Copy each line that contains the word "connus".

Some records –
## Start

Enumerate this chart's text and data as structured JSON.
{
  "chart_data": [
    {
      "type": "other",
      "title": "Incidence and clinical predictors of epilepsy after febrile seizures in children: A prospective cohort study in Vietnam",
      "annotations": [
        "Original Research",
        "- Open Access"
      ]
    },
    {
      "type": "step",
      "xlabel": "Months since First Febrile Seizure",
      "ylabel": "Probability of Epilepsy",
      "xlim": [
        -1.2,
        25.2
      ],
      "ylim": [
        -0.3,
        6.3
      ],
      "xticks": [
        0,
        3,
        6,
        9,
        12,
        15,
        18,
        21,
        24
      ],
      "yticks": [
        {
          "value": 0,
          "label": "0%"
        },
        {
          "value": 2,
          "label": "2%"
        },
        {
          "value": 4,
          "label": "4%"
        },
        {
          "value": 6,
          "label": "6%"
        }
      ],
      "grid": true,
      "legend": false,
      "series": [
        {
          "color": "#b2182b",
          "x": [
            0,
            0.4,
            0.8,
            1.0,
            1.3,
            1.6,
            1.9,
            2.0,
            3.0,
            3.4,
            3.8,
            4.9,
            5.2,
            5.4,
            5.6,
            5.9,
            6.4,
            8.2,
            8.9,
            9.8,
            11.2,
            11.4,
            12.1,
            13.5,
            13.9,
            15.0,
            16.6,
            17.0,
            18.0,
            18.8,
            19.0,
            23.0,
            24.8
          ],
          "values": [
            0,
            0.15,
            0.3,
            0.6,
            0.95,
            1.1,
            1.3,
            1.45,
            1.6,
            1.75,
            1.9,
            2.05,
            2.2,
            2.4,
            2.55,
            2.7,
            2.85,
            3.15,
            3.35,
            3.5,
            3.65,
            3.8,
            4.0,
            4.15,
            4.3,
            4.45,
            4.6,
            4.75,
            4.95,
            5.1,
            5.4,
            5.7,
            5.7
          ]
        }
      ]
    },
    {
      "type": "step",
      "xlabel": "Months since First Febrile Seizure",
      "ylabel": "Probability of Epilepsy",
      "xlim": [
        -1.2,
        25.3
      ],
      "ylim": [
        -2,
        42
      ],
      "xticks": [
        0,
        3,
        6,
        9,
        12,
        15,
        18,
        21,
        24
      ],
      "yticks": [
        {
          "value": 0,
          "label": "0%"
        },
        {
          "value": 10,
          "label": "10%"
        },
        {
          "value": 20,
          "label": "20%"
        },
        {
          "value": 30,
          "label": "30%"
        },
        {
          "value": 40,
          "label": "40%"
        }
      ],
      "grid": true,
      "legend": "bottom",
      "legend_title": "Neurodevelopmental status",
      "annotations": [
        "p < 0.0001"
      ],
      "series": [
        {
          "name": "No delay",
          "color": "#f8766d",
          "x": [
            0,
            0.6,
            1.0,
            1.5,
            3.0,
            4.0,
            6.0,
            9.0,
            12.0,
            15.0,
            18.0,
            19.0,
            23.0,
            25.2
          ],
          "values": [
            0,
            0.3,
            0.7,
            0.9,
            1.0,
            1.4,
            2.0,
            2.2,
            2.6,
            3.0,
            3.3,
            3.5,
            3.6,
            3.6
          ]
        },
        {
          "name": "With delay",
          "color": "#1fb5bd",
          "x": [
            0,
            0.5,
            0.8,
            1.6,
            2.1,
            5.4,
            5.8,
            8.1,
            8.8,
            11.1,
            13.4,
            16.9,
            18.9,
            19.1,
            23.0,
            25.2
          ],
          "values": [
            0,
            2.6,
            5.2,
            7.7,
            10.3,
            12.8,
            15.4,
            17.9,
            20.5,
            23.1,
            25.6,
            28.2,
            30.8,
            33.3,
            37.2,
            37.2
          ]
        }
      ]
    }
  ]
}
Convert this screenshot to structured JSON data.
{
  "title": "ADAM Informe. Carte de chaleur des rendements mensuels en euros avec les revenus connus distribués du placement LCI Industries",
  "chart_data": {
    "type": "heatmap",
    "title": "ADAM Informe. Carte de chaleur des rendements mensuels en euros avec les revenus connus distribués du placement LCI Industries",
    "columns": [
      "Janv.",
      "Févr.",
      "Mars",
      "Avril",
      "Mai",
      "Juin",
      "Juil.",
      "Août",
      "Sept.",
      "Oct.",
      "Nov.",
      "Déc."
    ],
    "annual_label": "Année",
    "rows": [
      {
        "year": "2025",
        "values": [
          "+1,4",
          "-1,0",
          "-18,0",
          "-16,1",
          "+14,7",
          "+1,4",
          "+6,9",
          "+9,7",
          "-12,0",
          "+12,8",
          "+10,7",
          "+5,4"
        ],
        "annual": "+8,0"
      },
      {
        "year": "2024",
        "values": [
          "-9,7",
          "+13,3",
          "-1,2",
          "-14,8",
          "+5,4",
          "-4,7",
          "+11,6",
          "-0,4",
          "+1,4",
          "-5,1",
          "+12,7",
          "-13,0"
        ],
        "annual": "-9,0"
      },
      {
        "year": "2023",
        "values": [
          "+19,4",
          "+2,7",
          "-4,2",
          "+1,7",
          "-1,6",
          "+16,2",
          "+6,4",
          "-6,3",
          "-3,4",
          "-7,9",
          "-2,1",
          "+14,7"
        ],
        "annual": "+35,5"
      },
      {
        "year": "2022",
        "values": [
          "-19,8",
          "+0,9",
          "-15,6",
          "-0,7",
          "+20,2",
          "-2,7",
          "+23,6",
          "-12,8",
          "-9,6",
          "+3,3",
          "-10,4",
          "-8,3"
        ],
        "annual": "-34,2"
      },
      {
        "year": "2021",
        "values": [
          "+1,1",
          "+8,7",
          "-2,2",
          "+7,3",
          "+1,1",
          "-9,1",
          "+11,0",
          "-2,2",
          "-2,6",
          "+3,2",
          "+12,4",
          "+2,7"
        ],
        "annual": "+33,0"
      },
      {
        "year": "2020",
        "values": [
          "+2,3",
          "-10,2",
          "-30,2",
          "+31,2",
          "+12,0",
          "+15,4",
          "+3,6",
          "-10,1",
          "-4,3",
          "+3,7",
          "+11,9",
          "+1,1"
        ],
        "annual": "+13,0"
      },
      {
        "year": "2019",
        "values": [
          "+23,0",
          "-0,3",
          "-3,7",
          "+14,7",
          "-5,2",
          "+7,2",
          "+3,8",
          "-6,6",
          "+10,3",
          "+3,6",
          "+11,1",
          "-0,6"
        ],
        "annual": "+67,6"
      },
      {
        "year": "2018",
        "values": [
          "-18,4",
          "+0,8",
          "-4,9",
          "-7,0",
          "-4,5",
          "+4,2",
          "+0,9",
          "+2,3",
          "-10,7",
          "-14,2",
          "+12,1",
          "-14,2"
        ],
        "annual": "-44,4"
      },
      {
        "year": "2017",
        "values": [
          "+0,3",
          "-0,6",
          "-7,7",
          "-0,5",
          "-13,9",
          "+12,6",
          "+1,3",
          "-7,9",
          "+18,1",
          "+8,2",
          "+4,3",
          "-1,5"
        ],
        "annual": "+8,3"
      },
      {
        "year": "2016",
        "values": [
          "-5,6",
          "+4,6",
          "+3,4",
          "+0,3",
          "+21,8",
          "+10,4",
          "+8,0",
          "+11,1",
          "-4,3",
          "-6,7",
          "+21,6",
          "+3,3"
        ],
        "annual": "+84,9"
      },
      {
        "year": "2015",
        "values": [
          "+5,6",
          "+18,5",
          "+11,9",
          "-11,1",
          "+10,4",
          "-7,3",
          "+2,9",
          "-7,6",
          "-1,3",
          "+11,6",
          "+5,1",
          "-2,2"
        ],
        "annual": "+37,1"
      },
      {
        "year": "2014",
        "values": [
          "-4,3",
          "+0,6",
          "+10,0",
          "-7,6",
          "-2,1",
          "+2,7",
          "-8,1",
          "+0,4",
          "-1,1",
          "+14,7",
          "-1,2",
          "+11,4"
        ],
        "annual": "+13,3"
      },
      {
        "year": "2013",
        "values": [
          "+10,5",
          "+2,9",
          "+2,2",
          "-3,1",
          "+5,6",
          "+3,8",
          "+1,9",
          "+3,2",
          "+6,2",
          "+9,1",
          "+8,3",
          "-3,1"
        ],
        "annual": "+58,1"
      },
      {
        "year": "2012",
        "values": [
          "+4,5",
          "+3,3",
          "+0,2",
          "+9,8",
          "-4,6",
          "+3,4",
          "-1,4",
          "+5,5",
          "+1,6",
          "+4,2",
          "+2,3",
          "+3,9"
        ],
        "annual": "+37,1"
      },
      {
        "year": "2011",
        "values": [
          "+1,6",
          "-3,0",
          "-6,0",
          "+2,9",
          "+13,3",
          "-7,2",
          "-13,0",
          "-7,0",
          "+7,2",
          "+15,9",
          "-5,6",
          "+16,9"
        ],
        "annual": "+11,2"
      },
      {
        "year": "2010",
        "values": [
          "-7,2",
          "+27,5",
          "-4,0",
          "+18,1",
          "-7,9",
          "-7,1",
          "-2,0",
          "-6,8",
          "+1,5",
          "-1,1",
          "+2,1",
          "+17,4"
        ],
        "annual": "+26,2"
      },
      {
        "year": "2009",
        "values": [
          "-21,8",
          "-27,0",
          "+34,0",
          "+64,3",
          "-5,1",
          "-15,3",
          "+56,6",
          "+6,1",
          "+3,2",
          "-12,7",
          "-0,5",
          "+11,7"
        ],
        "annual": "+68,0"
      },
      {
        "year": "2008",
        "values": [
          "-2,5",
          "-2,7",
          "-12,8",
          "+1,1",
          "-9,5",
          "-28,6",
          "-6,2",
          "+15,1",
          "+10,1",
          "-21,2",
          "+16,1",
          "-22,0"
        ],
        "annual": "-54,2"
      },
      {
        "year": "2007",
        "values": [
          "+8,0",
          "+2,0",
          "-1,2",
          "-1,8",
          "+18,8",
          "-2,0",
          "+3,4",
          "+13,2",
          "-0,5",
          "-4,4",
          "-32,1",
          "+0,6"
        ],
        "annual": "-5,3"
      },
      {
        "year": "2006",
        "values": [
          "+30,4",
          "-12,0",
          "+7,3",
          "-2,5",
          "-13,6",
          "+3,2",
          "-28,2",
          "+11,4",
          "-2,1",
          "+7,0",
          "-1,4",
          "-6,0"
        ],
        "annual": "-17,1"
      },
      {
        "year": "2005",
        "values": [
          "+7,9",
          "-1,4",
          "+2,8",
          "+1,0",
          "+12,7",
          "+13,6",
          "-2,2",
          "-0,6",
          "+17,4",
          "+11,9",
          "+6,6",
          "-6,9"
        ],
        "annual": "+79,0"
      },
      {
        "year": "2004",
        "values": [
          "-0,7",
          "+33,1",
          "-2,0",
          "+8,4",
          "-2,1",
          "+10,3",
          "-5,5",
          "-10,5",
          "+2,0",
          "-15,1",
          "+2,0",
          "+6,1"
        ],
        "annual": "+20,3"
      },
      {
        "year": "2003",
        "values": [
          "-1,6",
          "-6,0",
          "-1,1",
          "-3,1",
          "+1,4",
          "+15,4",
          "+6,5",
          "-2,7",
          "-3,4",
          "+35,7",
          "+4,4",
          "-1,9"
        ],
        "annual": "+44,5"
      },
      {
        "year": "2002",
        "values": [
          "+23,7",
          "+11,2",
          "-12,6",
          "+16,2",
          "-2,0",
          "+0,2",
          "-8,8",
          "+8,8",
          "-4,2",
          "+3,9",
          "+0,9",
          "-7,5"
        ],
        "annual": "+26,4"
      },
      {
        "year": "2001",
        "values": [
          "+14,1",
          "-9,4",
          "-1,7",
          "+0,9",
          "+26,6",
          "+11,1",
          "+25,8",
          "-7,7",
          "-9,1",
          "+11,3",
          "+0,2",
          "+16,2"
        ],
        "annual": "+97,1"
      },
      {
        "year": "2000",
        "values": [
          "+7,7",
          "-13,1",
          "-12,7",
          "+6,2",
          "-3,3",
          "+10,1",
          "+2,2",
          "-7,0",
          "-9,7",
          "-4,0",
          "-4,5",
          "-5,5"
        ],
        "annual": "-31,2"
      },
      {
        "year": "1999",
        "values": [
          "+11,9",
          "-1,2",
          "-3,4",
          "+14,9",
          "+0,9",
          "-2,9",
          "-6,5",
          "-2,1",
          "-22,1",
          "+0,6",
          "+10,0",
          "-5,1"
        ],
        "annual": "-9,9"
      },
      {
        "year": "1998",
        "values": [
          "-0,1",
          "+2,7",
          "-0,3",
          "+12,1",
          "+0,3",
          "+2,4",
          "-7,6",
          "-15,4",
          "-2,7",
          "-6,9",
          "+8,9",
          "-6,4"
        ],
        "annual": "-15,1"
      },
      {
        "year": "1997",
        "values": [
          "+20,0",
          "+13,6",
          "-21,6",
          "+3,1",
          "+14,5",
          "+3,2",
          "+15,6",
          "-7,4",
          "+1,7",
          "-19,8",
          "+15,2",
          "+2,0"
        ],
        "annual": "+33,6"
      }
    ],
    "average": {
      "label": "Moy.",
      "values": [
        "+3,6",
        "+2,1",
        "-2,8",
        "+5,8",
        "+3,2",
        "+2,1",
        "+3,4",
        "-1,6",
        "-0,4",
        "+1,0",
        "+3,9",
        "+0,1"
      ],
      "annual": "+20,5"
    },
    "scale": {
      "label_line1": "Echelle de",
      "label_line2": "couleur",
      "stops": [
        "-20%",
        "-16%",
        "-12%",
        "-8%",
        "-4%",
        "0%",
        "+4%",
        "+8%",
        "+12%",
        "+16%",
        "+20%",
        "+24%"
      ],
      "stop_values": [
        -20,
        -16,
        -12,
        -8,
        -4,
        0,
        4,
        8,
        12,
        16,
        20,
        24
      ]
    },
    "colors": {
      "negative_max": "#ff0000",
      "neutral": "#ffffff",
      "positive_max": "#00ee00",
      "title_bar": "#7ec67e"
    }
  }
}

## End

Written response –
  "title": "ADAM Informe. Carte de chaleur des rendements mensuels en euros avec les revenus connus distribués du placement LCI Industries",
    "title": "ADAM Informe. Carte de chaleur des rendements mensuels en euros avec les revenus connus distribués du placement LCI Industries",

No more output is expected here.